What the task requires:
Identify the lines that contain the word "EBITDA" and copy each one.

Record set:
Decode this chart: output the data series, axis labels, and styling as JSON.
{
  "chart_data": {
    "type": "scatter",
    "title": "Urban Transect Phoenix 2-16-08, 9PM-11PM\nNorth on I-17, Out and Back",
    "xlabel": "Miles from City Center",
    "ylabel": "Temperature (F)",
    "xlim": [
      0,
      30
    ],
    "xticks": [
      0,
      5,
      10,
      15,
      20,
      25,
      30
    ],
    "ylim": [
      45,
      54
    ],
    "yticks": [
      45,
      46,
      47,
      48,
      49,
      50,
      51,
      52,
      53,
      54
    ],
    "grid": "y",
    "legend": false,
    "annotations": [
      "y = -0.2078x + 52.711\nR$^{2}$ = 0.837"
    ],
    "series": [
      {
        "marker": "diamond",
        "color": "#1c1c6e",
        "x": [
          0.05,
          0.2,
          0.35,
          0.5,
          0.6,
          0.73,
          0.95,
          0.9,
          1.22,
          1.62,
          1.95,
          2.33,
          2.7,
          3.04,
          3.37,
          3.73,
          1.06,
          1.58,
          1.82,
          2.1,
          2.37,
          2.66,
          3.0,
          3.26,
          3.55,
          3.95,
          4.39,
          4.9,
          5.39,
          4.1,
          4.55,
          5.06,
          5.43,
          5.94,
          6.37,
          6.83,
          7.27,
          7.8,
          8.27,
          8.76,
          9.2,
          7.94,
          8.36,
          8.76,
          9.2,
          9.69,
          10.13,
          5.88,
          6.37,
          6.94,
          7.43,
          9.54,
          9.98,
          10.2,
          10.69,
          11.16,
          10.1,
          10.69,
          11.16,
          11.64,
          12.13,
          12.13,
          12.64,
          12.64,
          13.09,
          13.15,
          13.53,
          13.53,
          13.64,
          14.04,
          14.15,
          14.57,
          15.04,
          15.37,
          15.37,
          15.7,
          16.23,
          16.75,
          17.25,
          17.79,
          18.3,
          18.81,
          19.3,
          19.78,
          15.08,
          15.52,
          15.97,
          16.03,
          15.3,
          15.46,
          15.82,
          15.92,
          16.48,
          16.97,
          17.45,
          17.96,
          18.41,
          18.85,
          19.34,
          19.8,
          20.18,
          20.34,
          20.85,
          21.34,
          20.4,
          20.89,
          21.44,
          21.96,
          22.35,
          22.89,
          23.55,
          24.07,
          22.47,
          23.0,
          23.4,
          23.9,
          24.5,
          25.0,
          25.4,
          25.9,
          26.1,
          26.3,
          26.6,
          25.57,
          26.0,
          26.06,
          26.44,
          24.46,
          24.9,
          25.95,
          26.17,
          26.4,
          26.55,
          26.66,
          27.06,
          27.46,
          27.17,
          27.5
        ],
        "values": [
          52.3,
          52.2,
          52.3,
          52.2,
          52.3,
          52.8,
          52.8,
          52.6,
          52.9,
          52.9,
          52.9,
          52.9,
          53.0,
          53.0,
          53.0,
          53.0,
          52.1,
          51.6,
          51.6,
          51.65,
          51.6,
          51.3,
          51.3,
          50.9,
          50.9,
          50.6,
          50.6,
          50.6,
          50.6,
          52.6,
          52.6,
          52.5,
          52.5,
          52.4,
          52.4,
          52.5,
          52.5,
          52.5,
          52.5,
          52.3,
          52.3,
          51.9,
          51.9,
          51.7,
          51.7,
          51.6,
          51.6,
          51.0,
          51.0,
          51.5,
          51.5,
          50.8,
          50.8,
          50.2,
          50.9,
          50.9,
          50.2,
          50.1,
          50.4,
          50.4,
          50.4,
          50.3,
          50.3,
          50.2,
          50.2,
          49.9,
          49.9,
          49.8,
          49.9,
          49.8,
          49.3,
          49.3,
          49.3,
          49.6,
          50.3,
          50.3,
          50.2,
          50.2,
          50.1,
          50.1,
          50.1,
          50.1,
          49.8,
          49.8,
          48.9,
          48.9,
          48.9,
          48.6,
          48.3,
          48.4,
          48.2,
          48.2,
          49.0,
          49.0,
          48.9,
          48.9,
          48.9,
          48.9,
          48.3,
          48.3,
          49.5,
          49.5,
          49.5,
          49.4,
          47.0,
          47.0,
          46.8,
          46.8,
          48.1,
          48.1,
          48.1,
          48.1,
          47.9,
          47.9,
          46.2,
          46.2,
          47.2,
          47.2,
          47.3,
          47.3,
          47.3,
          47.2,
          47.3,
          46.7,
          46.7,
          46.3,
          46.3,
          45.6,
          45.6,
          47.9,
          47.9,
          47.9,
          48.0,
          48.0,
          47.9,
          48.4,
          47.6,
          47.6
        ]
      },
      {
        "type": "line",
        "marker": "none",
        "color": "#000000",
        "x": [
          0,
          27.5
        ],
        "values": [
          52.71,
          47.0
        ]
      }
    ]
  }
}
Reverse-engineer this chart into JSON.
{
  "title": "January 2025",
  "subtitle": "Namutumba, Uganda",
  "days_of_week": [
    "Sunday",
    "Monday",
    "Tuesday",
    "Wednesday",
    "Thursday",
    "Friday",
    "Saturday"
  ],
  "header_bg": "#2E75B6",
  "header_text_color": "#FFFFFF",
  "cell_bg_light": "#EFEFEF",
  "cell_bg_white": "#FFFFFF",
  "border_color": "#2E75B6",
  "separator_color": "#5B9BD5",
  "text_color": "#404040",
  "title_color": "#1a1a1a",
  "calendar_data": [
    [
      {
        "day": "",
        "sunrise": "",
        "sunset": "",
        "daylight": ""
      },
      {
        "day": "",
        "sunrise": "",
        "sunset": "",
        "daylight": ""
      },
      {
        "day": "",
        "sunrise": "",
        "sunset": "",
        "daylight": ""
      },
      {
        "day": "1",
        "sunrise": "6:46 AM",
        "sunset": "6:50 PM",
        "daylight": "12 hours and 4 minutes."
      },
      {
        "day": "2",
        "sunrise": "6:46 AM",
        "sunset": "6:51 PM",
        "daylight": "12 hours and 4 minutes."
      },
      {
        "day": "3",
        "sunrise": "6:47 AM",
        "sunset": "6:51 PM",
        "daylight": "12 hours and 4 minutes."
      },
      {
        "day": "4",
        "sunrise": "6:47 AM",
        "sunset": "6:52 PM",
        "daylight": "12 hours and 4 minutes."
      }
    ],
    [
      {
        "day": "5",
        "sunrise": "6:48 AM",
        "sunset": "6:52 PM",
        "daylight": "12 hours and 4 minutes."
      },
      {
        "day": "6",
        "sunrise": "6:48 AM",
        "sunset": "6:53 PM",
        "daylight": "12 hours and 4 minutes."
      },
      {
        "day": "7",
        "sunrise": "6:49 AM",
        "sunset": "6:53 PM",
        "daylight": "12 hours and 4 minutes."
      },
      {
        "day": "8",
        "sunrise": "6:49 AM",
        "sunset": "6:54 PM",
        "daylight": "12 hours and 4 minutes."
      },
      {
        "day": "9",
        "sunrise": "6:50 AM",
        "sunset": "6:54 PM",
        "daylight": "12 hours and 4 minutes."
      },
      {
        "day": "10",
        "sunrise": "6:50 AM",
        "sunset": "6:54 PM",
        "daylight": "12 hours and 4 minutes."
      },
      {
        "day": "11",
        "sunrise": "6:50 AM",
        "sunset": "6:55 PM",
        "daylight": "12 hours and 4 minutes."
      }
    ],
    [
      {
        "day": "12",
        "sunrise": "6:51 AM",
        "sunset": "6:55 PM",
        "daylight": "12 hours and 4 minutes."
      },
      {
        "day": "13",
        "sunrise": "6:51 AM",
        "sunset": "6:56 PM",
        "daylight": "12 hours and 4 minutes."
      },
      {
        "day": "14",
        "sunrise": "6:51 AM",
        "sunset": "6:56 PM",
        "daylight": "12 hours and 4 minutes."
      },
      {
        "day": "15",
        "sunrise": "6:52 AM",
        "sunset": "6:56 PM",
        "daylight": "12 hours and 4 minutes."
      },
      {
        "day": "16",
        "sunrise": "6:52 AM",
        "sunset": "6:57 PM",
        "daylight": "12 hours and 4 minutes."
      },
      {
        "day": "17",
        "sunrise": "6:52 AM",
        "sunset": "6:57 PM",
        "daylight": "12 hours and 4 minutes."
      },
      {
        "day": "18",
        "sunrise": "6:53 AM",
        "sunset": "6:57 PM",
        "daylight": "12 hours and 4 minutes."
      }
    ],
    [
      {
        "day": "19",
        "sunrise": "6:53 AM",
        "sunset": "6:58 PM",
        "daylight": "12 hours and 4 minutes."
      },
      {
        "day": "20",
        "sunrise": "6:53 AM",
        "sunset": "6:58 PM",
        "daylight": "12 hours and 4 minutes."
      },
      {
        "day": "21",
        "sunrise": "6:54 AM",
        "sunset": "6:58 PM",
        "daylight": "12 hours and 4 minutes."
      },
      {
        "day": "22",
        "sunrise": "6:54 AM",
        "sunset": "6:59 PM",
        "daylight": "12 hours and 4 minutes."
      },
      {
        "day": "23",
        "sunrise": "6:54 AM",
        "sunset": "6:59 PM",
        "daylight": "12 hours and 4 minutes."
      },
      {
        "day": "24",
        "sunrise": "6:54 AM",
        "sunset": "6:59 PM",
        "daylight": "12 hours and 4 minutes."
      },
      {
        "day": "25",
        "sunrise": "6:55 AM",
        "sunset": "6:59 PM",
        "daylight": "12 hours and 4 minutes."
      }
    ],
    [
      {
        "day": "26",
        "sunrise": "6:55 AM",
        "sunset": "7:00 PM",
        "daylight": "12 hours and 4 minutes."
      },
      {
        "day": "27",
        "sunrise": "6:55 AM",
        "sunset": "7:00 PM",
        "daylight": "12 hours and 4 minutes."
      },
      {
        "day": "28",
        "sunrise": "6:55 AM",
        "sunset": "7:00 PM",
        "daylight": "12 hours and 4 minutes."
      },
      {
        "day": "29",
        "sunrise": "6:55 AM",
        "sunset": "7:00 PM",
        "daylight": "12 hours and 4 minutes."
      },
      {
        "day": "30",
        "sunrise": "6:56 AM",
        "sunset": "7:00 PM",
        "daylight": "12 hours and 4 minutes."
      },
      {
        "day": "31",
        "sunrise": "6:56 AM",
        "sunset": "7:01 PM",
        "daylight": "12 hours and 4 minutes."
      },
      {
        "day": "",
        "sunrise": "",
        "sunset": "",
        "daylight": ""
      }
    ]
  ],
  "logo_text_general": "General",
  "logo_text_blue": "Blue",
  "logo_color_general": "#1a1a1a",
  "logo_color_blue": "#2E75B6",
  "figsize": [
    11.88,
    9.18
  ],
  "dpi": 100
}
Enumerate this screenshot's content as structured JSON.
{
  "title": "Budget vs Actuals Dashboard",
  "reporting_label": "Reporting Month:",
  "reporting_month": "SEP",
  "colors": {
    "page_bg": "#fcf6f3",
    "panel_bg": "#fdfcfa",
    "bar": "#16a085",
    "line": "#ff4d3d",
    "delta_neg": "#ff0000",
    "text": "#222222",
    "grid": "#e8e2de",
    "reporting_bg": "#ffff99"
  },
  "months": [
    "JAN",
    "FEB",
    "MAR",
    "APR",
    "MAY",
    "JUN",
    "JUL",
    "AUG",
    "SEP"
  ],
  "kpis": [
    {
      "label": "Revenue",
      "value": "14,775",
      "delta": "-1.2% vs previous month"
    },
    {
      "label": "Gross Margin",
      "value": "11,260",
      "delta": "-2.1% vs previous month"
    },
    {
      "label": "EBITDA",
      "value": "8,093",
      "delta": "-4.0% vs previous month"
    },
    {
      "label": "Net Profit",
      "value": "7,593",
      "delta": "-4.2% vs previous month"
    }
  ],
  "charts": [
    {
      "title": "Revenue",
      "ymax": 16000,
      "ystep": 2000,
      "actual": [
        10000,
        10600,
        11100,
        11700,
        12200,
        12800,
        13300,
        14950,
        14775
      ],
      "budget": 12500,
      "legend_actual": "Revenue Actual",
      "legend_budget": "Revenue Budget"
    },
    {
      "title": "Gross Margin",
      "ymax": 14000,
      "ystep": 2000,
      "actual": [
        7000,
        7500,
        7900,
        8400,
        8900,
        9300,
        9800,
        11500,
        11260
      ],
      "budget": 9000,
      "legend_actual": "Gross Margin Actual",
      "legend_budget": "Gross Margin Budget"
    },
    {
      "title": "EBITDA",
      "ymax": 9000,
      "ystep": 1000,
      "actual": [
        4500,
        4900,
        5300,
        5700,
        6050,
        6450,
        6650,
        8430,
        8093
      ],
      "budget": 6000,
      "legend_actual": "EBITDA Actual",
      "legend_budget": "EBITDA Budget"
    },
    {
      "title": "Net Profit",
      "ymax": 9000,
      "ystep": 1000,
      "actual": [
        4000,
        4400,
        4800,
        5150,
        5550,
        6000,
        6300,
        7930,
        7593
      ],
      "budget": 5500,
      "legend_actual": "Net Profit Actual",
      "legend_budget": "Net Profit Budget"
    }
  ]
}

Answer to the task:
      "label": "EBITDA",
      "title": "EBITDA",
      "legend_actual": "EBITDA Actual",
      "legend_budget": "EBITDA Budget"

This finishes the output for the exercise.